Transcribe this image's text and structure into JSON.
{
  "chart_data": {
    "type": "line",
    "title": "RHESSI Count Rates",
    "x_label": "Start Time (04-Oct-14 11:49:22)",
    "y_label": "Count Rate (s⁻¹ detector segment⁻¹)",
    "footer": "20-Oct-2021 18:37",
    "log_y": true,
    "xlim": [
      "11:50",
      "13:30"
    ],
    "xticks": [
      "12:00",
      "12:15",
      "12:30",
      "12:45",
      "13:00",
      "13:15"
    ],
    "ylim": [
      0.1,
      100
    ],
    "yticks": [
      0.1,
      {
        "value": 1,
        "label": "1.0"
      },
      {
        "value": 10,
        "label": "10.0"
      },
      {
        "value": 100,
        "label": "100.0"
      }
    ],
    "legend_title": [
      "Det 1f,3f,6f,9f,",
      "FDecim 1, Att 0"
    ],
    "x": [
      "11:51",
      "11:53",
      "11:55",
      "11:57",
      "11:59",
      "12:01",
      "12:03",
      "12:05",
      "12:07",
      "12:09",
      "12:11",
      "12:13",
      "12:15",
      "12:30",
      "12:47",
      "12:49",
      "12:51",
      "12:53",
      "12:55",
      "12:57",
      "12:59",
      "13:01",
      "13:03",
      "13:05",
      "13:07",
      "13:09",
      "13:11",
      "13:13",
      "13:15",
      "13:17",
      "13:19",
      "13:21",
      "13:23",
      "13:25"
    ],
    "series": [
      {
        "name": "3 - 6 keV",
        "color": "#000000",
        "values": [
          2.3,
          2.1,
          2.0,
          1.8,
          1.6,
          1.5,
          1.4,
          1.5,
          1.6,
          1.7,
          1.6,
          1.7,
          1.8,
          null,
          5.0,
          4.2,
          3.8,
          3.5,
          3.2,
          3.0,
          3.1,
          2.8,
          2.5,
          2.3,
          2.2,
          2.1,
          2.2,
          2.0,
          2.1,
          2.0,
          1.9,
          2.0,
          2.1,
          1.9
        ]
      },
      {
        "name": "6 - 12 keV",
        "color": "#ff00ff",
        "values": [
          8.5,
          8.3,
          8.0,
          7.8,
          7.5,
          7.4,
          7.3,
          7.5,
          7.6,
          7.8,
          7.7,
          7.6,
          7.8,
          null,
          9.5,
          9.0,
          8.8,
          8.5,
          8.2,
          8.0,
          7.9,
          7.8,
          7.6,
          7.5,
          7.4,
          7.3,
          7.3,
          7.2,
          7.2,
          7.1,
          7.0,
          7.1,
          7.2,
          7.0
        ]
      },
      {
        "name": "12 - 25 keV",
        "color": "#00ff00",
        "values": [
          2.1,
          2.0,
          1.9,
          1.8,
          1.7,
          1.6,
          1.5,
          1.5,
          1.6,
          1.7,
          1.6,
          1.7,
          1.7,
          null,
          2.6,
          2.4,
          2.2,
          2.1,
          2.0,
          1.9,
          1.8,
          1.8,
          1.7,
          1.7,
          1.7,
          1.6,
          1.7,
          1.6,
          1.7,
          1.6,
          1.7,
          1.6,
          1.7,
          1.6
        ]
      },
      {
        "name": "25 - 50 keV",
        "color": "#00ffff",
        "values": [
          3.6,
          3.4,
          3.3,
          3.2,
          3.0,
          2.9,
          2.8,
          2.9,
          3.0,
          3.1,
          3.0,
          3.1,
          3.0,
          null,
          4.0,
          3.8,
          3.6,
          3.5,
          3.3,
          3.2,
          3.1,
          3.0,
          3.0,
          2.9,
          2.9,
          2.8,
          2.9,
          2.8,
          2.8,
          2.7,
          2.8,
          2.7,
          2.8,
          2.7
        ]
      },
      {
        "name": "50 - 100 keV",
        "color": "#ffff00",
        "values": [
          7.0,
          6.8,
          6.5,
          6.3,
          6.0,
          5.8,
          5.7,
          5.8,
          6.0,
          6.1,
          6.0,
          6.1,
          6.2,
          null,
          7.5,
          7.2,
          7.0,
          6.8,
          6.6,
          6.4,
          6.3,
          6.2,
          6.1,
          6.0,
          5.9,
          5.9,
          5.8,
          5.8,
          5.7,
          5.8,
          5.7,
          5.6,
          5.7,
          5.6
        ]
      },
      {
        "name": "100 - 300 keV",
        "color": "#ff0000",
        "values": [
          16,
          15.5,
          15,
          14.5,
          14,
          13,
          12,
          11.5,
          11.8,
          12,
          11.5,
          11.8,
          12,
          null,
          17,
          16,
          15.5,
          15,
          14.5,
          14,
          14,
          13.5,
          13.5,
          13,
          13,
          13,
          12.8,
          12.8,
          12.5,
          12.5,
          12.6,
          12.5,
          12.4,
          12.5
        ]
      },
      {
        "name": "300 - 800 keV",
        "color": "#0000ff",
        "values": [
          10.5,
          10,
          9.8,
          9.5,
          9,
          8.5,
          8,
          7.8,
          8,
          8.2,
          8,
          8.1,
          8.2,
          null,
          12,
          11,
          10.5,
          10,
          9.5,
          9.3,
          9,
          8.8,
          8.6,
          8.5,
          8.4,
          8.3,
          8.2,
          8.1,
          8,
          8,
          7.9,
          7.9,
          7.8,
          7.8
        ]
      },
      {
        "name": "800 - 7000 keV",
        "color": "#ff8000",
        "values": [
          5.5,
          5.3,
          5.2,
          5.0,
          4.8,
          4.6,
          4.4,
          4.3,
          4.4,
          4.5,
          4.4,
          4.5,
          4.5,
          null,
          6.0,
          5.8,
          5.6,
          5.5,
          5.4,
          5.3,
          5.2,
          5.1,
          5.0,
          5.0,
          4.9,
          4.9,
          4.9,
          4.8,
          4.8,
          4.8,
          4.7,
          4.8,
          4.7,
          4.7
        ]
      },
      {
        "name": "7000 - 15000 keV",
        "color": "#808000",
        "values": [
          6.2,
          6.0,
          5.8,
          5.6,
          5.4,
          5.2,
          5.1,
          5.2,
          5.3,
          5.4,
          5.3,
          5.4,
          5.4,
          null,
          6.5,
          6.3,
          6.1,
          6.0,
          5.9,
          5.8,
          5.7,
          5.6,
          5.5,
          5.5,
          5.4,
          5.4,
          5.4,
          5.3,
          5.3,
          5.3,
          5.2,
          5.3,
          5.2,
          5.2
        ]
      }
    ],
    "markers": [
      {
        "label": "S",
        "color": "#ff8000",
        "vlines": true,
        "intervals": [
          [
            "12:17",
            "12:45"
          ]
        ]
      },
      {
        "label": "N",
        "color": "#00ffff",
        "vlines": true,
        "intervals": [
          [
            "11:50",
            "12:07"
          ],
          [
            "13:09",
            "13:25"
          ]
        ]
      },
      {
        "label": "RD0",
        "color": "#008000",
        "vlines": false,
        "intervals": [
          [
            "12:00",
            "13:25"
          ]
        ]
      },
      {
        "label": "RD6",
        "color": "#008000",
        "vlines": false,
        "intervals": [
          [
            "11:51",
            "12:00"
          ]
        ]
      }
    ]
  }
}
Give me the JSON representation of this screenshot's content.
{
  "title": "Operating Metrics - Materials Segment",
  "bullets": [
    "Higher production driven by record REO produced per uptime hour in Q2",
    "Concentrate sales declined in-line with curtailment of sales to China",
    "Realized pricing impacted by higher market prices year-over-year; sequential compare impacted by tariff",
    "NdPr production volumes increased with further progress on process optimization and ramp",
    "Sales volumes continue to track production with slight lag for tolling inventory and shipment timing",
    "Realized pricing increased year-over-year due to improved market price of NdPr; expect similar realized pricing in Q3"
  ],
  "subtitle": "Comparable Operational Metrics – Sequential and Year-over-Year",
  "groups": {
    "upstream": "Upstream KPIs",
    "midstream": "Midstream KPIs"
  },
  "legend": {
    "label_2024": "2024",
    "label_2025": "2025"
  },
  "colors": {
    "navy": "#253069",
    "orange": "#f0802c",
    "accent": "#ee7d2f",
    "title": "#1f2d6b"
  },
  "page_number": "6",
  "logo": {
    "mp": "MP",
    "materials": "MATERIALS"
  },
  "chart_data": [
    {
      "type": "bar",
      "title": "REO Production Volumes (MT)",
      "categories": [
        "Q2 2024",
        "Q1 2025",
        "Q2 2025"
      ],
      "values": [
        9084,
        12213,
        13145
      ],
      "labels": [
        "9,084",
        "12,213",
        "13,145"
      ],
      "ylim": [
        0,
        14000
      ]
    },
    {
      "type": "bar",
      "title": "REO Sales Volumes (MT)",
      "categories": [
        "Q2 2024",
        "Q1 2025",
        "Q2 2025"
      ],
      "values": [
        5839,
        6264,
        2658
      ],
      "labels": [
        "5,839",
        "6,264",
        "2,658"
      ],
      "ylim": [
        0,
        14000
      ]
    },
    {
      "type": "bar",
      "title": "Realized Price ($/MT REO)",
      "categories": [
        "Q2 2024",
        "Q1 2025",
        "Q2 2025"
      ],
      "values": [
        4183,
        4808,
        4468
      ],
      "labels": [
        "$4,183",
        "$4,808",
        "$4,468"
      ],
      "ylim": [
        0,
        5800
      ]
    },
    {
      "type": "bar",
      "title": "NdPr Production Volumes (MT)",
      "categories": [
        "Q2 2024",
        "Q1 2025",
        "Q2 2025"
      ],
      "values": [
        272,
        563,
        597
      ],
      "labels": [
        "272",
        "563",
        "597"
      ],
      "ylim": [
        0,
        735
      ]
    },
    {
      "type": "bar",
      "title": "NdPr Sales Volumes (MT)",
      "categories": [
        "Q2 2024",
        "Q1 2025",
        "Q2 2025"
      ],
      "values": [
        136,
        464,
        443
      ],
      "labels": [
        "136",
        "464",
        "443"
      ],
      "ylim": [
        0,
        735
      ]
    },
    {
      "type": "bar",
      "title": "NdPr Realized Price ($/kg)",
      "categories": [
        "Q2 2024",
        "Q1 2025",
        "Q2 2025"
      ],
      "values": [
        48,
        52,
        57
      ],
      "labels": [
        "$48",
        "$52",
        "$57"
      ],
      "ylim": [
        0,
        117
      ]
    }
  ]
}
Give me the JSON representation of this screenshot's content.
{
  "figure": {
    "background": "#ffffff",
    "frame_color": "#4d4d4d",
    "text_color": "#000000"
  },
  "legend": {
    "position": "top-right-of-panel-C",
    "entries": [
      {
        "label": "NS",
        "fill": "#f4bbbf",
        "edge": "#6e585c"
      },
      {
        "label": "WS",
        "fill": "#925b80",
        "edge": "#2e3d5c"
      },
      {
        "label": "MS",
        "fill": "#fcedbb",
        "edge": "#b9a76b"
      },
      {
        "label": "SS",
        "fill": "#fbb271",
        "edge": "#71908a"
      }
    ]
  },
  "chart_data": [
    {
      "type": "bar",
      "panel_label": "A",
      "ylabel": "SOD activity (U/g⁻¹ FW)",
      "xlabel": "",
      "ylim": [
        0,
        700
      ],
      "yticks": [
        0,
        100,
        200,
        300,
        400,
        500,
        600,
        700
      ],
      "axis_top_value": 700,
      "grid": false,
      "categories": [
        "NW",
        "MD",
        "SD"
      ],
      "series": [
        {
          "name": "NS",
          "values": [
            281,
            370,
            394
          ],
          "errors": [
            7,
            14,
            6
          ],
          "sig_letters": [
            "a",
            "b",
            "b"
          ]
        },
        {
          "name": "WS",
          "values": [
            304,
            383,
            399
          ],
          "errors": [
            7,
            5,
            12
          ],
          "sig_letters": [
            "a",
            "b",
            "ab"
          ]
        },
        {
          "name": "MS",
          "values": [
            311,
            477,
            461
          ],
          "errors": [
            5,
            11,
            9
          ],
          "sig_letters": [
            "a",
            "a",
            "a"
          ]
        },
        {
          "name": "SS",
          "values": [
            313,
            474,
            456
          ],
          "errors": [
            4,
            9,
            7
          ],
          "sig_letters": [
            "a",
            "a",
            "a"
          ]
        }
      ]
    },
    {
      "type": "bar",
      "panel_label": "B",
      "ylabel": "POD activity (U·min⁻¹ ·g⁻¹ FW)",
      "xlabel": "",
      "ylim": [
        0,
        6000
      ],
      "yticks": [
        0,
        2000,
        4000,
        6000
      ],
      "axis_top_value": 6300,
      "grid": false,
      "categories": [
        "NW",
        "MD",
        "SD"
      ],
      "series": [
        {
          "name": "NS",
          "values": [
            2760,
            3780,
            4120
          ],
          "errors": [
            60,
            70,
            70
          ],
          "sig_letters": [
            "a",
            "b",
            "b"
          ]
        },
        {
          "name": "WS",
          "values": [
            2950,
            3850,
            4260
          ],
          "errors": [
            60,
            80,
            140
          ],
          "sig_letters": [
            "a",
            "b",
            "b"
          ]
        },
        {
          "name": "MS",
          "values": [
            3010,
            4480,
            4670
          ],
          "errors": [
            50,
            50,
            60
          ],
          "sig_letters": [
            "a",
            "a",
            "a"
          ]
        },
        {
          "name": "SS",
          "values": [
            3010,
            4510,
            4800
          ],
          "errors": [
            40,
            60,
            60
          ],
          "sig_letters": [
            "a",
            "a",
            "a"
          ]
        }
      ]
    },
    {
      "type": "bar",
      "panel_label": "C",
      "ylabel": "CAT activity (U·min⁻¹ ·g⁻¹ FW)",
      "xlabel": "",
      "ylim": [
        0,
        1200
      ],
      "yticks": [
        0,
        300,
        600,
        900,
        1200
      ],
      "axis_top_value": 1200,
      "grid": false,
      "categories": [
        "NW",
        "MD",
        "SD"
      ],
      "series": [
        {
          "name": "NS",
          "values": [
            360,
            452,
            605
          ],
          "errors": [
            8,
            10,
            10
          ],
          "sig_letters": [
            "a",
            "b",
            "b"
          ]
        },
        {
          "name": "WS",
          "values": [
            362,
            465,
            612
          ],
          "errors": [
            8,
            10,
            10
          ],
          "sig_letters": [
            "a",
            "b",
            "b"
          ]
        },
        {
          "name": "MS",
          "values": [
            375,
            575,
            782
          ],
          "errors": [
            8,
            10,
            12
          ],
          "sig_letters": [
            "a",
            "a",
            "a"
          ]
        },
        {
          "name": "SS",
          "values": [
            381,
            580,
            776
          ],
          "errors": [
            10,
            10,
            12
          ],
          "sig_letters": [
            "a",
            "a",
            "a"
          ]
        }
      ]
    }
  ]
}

▶ What is being asked
Return the lines of the records that include the string "increased".

▶ Output of the exercise
    "NdPr production volumes increased with further progress on process optimization and ramp",
    "Realized pricing increased year-over-year due to improved market price of NdPr; expect similar realized pricing in Q3"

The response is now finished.